### What you should do
Look over the entries that follow and work out how many lines contain "адресу". State the number only.
◆ ◆ ◆
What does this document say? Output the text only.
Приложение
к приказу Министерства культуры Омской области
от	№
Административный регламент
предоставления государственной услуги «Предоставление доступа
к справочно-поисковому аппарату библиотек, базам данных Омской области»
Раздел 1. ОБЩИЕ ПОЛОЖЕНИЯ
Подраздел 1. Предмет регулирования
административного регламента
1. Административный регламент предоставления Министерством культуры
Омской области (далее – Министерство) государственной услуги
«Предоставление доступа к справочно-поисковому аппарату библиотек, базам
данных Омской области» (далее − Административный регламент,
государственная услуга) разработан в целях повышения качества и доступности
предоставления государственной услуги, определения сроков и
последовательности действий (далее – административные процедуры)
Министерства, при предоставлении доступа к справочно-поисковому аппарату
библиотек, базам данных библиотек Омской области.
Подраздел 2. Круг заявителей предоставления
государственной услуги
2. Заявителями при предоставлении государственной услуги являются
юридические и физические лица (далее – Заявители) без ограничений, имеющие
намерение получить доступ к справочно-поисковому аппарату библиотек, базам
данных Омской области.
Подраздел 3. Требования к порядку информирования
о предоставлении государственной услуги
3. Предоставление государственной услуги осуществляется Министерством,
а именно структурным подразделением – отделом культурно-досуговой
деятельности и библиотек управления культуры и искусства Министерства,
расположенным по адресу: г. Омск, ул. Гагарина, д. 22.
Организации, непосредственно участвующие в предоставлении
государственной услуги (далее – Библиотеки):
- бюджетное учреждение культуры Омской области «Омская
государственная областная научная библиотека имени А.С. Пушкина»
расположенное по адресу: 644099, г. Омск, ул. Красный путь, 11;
◆ ◆ ◆
### Finished answer
2